══ Dataset ══

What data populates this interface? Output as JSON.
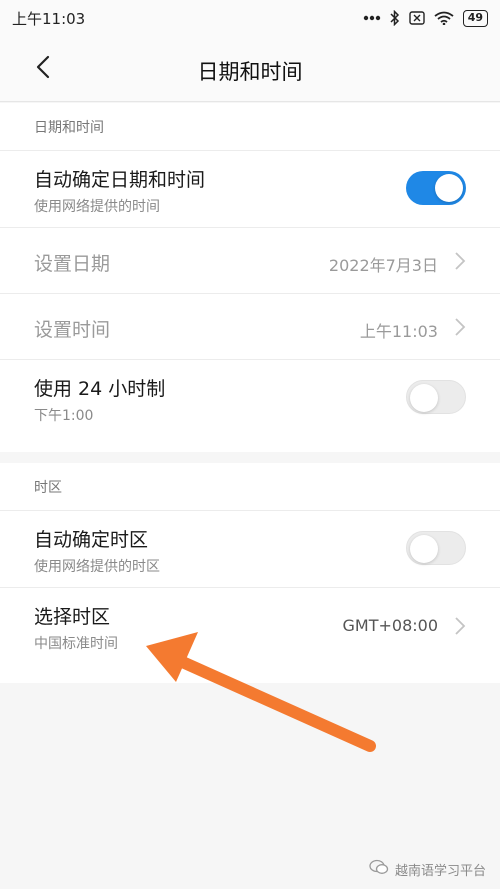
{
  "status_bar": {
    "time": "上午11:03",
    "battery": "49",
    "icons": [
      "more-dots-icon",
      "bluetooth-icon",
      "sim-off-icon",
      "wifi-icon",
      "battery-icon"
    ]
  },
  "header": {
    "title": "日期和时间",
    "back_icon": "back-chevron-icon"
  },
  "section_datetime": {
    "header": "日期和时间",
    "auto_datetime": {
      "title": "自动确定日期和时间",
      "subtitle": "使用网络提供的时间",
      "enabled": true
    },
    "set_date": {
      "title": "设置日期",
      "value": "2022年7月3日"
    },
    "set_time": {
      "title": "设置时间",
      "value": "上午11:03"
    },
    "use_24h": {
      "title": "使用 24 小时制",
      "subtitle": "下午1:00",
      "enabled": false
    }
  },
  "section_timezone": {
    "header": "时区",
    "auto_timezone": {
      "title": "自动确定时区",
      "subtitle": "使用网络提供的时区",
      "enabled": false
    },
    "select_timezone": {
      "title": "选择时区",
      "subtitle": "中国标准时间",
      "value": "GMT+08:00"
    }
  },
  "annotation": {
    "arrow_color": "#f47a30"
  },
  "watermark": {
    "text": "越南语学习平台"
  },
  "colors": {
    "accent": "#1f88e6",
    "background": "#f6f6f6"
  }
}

═══

- Instruction
For the entries above, count the lines that contain the string "subtitle", and state that number without further comment.

- Result of the exercise
4